AIM OF THE TASK: Pick out the lines below that contain the string "Goods" and copy them all.

GIVEN INFORMATION:
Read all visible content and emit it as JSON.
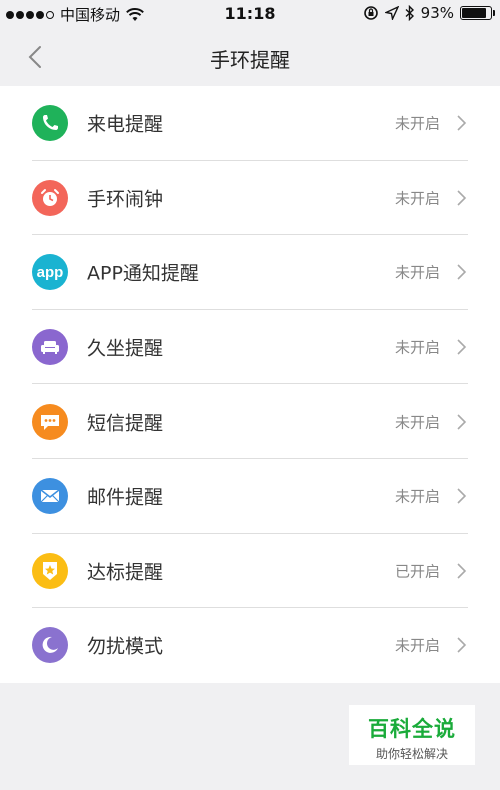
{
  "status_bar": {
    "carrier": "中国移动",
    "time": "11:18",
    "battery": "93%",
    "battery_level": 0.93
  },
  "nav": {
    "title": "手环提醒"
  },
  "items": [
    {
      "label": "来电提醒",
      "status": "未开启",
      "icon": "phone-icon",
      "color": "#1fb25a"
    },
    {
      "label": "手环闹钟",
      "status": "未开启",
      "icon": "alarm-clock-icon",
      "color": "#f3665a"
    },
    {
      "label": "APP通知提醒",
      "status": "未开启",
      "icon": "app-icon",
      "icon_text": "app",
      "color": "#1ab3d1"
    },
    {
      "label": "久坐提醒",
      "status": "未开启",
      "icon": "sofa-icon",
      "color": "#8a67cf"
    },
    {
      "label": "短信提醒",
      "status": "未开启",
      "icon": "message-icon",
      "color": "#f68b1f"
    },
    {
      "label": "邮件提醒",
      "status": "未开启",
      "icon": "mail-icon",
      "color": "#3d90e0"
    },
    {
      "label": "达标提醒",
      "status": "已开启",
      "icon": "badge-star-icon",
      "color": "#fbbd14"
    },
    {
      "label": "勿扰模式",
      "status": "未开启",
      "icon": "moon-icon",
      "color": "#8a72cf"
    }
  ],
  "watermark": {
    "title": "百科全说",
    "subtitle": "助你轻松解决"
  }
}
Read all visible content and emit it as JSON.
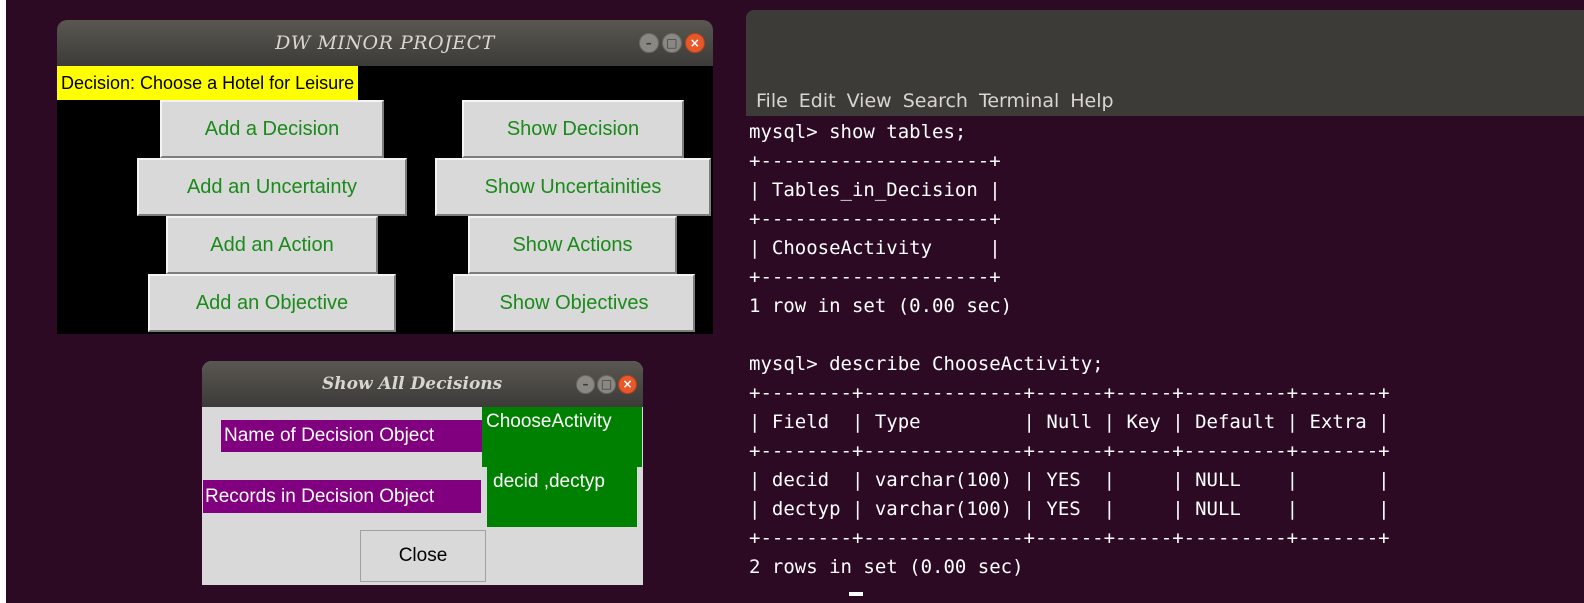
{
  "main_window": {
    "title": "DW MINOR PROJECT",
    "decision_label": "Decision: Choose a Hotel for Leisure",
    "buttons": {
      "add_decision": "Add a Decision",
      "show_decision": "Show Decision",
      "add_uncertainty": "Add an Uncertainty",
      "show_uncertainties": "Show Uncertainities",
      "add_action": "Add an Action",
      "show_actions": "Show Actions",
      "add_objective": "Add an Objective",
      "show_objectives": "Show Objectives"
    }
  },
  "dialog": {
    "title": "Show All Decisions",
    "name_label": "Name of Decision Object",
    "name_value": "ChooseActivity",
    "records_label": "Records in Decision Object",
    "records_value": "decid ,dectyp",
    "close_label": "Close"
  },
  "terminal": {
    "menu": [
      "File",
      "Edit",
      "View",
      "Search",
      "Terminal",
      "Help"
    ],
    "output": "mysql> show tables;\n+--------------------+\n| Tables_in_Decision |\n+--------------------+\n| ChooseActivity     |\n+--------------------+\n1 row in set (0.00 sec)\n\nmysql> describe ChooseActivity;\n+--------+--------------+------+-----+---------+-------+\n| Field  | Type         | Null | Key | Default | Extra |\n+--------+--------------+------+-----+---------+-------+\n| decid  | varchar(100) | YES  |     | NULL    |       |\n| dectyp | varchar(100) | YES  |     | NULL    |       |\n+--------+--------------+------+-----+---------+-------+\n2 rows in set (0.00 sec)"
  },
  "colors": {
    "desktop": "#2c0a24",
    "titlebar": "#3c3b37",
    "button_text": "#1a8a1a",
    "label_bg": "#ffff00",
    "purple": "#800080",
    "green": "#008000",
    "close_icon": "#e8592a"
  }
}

...

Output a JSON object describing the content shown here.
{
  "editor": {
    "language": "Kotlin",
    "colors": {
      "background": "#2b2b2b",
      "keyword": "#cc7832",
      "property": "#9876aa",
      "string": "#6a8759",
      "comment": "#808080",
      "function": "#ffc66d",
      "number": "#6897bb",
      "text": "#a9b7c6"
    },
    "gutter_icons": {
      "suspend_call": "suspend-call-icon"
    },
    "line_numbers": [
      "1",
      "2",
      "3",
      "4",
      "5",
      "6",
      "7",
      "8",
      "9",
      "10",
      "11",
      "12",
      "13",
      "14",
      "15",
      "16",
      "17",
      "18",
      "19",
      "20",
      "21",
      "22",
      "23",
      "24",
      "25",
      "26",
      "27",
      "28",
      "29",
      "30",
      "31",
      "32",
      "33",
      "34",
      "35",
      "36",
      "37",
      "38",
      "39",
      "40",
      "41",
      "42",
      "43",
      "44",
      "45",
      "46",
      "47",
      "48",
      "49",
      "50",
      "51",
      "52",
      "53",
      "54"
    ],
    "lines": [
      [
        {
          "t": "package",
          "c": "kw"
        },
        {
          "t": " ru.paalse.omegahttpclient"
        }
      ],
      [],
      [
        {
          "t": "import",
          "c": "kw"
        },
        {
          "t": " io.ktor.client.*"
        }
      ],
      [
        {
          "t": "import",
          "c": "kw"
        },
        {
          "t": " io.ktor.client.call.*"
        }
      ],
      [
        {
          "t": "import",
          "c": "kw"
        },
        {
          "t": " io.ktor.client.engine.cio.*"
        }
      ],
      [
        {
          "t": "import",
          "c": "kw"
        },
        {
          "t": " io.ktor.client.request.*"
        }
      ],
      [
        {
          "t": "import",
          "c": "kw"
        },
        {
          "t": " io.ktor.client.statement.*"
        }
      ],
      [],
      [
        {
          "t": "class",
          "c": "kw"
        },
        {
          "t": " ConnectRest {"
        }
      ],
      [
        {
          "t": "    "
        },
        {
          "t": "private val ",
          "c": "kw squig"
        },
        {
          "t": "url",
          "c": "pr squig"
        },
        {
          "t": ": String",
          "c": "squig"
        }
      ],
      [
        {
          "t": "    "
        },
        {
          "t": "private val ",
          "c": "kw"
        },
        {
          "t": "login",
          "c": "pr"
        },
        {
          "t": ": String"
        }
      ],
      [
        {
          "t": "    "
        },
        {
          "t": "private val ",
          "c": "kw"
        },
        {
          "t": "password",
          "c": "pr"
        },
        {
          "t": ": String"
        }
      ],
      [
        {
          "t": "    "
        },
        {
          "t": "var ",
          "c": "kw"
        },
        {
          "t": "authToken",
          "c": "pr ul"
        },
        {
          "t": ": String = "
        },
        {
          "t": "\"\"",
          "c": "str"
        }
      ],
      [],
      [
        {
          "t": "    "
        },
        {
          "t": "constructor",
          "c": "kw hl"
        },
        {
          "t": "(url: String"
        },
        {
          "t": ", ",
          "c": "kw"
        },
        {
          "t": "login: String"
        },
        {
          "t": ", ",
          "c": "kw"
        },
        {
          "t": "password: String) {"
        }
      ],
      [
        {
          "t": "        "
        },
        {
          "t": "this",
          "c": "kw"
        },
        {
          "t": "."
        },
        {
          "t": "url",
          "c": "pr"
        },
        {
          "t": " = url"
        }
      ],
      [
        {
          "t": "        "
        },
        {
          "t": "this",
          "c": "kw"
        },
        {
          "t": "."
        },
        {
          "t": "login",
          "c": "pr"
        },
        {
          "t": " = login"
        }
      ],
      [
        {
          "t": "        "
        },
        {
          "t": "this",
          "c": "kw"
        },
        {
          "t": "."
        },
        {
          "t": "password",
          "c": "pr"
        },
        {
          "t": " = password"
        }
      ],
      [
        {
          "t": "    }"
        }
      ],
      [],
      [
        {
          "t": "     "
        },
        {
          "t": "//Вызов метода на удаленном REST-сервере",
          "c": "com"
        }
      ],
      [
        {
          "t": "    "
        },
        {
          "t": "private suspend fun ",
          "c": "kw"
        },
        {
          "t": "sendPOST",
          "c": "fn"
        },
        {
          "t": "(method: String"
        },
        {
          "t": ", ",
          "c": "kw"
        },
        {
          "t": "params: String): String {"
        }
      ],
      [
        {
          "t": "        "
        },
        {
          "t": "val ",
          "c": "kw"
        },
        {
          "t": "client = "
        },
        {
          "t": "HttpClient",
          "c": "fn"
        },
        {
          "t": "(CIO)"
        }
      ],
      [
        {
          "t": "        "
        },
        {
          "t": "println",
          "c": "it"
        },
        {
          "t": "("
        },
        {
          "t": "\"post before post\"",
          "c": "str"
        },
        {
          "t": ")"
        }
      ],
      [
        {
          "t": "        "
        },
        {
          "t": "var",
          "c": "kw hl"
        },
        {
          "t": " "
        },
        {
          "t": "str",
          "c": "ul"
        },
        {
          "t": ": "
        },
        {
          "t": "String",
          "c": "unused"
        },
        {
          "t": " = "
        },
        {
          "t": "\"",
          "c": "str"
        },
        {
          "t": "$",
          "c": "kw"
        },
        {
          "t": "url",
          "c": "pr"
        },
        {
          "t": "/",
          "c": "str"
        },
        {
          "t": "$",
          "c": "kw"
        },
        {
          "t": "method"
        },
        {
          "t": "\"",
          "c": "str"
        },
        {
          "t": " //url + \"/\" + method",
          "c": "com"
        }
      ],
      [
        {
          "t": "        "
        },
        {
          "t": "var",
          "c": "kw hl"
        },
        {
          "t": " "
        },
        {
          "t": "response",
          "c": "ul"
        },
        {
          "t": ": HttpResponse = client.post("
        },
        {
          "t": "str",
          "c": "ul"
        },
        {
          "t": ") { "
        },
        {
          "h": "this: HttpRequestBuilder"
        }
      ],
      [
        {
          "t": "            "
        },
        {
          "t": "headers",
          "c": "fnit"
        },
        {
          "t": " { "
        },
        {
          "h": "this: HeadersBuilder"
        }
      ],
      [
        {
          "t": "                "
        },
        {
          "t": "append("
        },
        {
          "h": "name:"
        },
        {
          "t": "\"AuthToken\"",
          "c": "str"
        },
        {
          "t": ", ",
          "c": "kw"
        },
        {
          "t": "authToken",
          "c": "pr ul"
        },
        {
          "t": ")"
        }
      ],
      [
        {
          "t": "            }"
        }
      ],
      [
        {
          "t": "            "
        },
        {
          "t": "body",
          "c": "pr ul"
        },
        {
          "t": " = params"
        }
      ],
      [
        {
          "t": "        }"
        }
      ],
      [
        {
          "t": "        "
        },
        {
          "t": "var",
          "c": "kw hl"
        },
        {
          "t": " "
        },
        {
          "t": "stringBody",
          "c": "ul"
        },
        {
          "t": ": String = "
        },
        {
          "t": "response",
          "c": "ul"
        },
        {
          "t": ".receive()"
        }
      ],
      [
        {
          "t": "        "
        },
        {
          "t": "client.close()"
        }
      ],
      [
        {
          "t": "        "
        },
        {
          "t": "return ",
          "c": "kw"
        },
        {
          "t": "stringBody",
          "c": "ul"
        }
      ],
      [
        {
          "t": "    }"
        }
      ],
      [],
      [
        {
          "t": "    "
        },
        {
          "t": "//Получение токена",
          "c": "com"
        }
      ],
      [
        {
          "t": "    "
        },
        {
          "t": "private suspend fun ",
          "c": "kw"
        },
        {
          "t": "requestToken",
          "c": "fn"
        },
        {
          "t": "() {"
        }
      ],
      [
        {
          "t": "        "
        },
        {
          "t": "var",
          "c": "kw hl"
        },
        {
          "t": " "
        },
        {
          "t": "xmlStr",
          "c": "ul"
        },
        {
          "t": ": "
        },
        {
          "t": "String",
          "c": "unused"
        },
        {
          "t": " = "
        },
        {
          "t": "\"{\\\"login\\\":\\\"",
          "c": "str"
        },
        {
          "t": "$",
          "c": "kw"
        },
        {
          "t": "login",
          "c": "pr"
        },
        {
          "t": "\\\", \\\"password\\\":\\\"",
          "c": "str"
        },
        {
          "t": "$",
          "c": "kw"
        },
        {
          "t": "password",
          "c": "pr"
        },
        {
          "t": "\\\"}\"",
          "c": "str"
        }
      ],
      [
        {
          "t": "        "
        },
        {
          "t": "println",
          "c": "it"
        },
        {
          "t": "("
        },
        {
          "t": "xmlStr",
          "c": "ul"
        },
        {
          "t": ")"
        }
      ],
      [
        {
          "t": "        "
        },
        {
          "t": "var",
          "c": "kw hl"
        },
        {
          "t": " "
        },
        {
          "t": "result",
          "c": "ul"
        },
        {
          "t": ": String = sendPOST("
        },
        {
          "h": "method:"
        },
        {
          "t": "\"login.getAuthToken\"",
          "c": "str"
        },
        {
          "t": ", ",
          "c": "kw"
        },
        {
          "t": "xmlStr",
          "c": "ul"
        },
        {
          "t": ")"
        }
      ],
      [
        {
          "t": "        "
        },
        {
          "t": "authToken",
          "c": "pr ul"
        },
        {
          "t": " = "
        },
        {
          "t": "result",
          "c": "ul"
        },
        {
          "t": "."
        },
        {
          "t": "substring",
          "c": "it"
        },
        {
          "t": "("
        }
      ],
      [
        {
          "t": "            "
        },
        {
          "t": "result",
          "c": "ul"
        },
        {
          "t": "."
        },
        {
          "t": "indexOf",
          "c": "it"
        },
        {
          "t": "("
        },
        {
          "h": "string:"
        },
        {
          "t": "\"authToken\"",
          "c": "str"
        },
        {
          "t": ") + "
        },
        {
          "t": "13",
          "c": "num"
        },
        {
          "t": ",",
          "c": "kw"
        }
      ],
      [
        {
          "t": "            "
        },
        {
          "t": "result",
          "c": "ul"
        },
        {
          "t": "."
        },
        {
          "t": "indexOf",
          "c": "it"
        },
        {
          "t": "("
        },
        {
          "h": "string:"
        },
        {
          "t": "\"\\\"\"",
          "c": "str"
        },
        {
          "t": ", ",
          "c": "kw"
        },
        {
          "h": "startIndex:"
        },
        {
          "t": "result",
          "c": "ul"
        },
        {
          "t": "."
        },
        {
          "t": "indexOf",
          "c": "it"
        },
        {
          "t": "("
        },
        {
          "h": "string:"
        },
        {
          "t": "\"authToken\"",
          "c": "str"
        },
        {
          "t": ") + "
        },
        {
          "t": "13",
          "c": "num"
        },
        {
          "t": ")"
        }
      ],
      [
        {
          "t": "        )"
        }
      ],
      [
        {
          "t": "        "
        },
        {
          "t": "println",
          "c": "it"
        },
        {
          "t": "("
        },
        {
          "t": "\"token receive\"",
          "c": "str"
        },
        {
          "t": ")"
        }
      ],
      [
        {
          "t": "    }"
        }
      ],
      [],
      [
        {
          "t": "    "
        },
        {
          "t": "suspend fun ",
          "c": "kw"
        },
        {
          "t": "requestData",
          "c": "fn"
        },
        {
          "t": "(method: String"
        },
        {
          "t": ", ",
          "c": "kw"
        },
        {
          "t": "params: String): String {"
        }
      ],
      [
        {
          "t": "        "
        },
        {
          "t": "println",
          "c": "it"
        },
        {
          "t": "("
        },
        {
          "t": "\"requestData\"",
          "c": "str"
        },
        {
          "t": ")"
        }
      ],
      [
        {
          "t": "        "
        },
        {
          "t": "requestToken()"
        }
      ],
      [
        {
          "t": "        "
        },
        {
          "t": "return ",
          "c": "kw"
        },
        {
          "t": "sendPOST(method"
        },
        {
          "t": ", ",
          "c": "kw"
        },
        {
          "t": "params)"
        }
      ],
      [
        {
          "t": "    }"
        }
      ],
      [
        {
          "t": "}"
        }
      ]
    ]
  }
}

* * *

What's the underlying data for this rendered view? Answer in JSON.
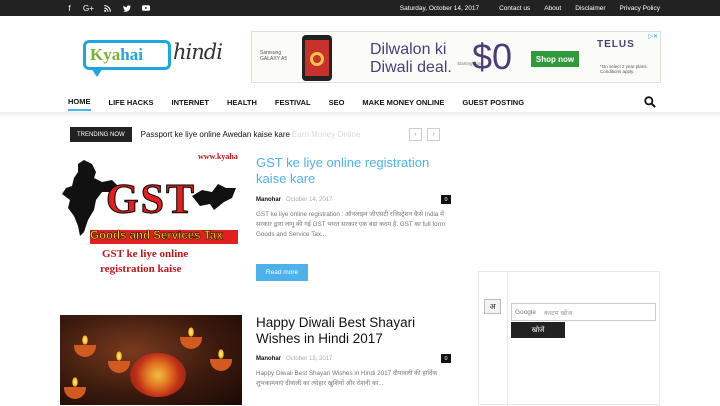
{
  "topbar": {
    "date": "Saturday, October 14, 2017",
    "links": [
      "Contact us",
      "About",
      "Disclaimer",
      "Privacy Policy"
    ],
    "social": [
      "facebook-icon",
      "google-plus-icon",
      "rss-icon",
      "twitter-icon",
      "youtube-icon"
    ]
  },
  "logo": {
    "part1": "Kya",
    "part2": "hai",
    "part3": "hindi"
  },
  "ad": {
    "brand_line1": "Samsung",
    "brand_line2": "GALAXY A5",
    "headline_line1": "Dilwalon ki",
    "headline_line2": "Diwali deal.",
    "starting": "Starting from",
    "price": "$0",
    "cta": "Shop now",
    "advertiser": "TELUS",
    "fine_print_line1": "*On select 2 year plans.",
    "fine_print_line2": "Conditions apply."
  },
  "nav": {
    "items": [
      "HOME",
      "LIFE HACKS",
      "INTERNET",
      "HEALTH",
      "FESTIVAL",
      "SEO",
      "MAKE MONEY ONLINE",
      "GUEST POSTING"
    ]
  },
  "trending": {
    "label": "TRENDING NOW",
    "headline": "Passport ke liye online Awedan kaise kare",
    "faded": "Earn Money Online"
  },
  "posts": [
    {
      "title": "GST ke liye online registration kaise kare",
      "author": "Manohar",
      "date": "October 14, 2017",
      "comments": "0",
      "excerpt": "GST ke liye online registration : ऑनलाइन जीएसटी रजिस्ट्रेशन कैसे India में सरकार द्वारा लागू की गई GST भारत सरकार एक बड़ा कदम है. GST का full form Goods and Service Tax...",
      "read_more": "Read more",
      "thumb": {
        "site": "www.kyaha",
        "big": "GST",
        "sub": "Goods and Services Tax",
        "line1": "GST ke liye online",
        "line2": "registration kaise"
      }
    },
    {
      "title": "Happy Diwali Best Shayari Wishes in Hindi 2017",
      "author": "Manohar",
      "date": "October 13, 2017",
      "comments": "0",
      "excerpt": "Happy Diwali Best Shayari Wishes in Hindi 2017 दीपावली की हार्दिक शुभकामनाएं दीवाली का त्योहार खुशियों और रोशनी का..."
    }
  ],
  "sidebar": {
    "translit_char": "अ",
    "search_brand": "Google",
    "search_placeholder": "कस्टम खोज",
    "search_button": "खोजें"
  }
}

RESULT:
      "excerpt": "GST ke liye online registration : ऑनलाइन जीएसटी रजिस्ट्रेशन कैसे India में सरकार द्वारा लागू की गई GST भारत सरकार एक बड़ा कदम है. GST का full form Goods and Service Tax...",
        "sub": "Goods and Services Tax",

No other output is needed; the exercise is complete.